| Aim of the task |
Return the records word for word. Any pictures in them are not part of the copy.

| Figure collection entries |
^^^^

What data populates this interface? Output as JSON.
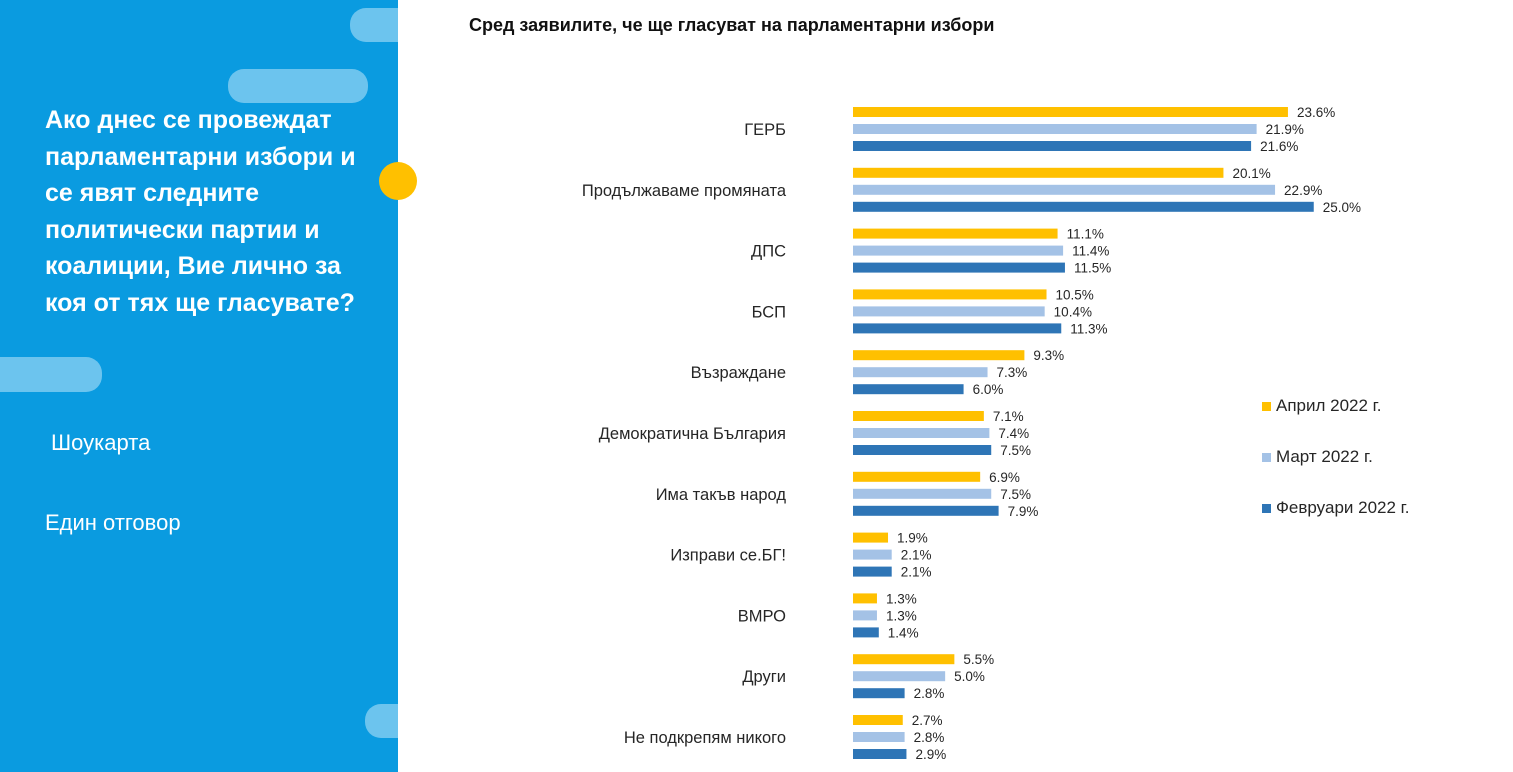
{
  "sidebar": {
    "question": "Ако днес се провеждат парламентарни избори и се явят следните политически партии и коалиции, Вие лично за коя от тях ще гласувате?",
    "method": "Шоукарта",
    "answer_type": "Един отговор"
  },
  "chart_data": {
    "type": "bar",
    "orientation": "horizontal",
    "title": "Сред заявилите, че ще гласуват на парламентарни избори",
    "categories": [
      "ГЕРБ",
      "Продължаваме промяната",
      "ДПС",
      "БСП",
      "Възраждане",
      "Демократична България",
      "Има такъв народ",
      "Изправи се.БГ!",
      "ВМРО",
      "Други",
      "Не подкрепям никого"
    ],
    "series": [
      {
        "name": "Април 2022 г.",
        "color": "#ffc000",
        "values": [
          23.6,
          20.1,
          11.1,
          10.5,
          9.3,
          7.1,
          6.9,
          1.9,
          1.3,
          5.5,
          2.7
        ]
      },
      {
        "name": "Март 2022 г.",
        "color": "#a4c2e6",
        "values": [
          21.9,
          22.9,
          11.4,
          10.4,
          7.3,
          7.4,
          7.5,
          2.1,
          1.3,
          5.0,
          2.8
        ]
      },
      {
        "name": "Февруари 2022 г.",
        "color": "#2e75b6",
        "values": [
          21.6,
          25.0,
          11.5,
          11.3,
          6.0,
          7.5,
          7.9,
          2.1,
          1.4,
          2.8,
          2.9
        ]
      }
    ],
    "value_format": "%",
    "xlim": [
      0,
      25
    ],
    "grid": false,
    "legend_position": "right"
  }
}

^^^^

| Task response |
What data populates this interface? Output as JSON.
{
  "sidebar": {
    "question": "Ако днес се провеждат парламентарни избори и се явят следните политически партии и коалиции, Вие лично за коя от тях ще гласувате?",
    "method": "Шоукарта",
    "answer_type": "Един отговор"
  },
  "chart_data": {
    "type": "bar",
    "orientation": "horizontal",
    "title": "Сред заявилите, че ще гласуват на парламентарни избори",
    "categories": [
      "ГЕРБ",
      "Продължаваме промяната",
      "ДПС",
      "БСП",
      "Възраждане",
      "Демократична България",
      "Има такъв народ",
      "Изправи се.БГ!",
      "ВМРО",
      "Други",
      "Не подкрепям никого"
    ],
    "series": [
      {
        "name": "Април 2022 г.",
        "color": "#ffc000",
        "values": [
          23.6,
          20.1,
          11.1,
          10.5,
          9.3,
          7.1,
          6.9,
          1.9,
          1.3,
          5.5,
          2.7
        ]
      },
      {
        "name": "Март 2022 г.",
        "color": "#a4c2e6",
        "values": [
          21.9,
          22.9,
          11.4,
          10.4,
          7.3,
          7.4,
          7.5,
          2.1,
          1.3,
          5.0,
          2.8
        ]
      },
      {
        "name": "Февруари 2022 г.",
        "color": "#2e75b6",
        "values": [
          21.6,
          25.0,
          11.5,
          11.3,
          6.0,
          7.5,
          7.9,
          2.1,
          1.4,
          2.8,
          2.9
        ]
      }
    ],
    "value_format": "%",
    "xlim": [
      0,
      25
    ],
    "grid": false,
    "legend_position": "right"
  }
}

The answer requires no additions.